Data records
************
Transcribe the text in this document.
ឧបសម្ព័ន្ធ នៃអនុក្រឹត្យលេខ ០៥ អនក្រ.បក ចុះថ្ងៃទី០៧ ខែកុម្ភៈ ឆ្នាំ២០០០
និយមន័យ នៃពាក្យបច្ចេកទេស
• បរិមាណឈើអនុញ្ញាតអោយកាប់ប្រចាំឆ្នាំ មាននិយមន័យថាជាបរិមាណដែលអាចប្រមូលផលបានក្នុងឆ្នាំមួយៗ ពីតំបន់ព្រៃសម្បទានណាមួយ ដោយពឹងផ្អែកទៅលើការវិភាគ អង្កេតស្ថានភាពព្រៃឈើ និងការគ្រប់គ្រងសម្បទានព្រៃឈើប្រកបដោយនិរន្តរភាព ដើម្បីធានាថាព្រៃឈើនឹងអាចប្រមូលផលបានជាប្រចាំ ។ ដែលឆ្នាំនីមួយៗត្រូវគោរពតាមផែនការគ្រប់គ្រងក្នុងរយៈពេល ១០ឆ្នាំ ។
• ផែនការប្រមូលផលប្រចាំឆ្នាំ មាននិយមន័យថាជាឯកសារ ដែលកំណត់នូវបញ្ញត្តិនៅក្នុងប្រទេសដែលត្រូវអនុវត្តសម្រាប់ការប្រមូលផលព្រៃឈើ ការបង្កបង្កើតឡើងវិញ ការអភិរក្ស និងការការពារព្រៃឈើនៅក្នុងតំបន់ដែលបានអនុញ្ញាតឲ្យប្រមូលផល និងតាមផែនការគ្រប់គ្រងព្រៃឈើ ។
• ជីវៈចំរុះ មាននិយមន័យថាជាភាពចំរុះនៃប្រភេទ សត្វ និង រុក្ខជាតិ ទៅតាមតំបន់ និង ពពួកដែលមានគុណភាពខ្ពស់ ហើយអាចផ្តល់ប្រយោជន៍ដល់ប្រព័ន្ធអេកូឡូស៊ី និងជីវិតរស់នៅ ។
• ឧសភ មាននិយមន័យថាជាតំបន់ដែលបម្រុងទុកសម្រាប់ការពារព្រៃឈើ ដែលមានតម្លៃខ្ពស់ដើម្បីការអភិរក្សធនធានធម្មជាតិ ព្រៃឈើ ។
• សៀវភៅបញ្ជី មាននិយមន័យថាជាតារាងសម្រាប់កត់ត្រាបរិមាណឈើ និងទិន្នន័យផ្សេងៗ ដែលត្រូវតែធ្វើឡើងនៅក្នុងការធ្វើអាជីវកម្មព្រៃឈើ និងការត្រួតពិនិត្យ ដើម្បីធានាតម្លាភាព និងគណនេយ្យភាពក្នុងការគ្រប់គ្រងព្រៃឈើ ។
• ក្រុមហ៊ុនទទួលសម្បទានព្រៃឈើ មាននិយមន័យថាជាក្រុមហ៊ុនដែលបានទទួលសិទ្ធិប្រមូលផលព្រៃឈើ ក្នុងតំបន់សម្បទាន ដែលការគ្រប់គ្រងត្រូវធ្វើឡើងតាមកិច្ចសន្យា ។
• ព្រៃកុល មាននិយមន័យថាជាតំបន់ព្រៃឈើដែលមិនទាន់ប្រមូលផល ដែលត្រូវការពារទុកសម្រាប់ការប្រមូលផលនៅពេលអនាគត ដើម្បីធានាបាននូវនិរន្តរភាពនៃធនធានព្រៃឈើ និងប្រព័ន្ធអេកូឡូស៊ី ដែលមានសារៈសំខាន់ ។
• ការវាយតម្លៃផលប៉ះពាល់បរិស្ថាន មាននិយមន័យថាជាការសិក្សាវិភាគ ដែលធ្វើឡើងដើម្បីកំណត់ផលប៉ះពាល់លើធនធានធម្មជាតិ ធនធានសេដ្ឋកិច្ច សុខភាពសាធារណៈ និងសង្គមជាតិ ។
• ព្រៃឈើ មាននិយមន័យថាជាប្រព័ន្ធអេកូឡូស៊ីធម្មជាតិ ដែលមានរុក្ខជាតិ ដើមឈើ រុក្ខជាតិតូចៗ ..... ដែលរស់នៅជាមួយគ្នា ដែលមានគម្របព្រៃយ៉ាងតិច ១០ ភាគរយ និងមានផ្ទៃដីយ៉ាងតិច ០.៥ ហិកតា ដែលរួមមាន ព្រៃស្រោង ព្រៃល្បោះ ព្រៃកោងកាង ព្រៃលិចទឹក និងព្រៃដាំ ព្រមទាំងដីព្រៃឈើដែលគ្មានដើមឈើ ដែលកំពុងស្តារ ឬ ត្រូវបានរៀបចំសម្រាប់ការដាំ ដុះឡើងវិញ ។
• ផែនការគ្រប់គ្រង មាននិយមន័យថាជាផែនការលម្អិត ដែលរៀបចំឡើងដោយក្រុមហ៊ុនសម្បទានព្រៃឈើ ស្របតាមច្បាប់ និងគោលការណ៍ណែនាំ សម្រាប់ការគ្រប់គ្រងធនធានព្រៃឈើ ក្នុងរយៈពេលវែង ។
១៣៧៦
************
▸ INSTRUCTION: Return solely the number of lines in the data that include the word "លផលព".

▸ TASK RESPONSE: 2